Dataset records:
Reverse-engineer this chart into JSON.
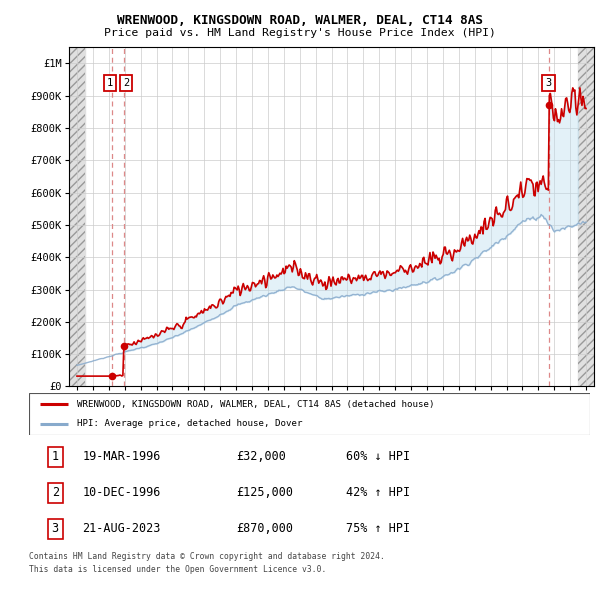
{
  "title": "WRENWOOD, KINGSDOWN ROAD, WALMER, DEAL, CT14 8AS",
  "subtitle": "Price paid vs. HM Land Registry's House Price Index (HPI)",
  "legend_label_red": "WRENWOOD, KINGSDOWN ROAD, WALMER, DEAL, CT14 8AS (detached house)",
  "legend_label_blue": "HPI: Average price, detached house, Dover",
  "footer1": "Contains HM Land Registry data © Crown copyright and database right 2024.",
  "footer2": "This data is licensed under the Open Government Licence v3.0.",
  "sale_dates_num": [
    1996.22,
    1996.94,
    2023.64
  ],
  "sale_prices": [
    32000,
    125000,
    870000
  ],
  "sale_labels": [
    "1",
    "2",
    "3"
  ],
  "sale_info": [
    [
      "1",
      "19-MAR-1996",
      "£32,000",
      "60% ↓ HPI"
    ],
    [
      "2",
      "10-DEC-1996",
      "£125,000",
      "42% ↑ HPI"
    ],
    [
      "3",
      "21-AUG-2023",
      "£870,000",
      "75% ↑ HPI"
    ]
  ],
  "xmin": 1993.5,
  "xmax": 2026.5,
  "ymin": 0,
  "ymax": 1050000,
  "hatch_left_xmax": 1994.5,
  "hatch_right_xmin": 2025.5,
  "red_color": "#cc0000",
  "blue_color": "#88aacc",
  "hatch_bg": "#e0e0e0",
  "hatch_line": "#999999",
  "vline_color": "#dd8888",
  "grid_color": "#cccccc"
}
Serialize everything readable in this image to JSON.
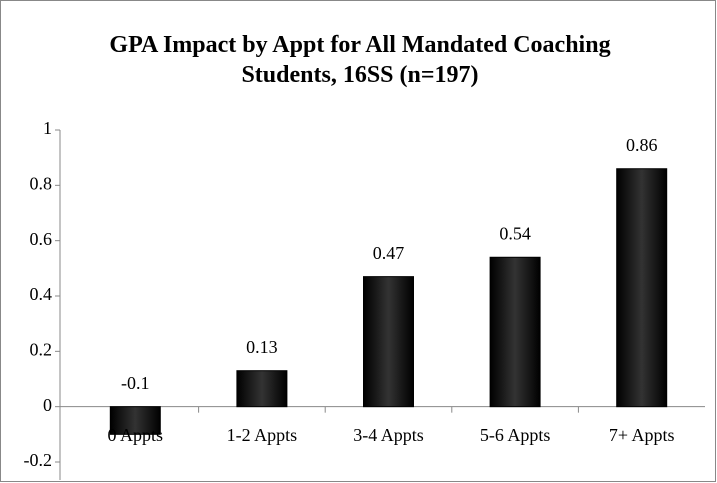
{
  "chart_data": {
    "type": "bar",
    "title": "GPA Impact by Appt for All Mandated Coaching Students, 16SS (n=197)",
    "categories": [
      "0 Appts",
      "1-2 Appts",
      "3-4 Appts",
      "5-6 Appts",
      "7+ Appts"
    ],
    "values": [
      -0.1,
      0.13,
      0.47,
      0.54,
      0.86
    ],
    "color": "#000000",
    "ylim": [
      -0.2,
      1
    ],
    "yticks": [
      -0.2,
      0,
      0.2,
      0.4,
      0.6,
      0.8,
      1
    ],
    "grid": false
  }
}
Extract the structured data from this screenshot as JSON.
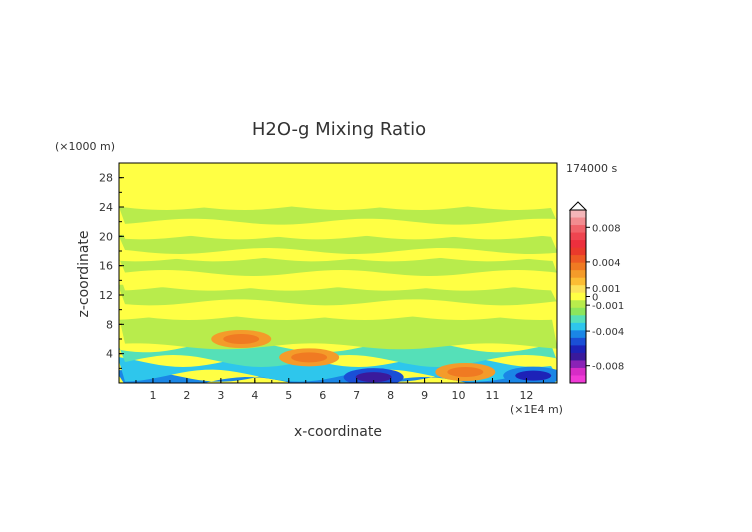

What is expected: What is the number of lines in these records that contain "detached"? Reply with the number only.

Exercise output: 2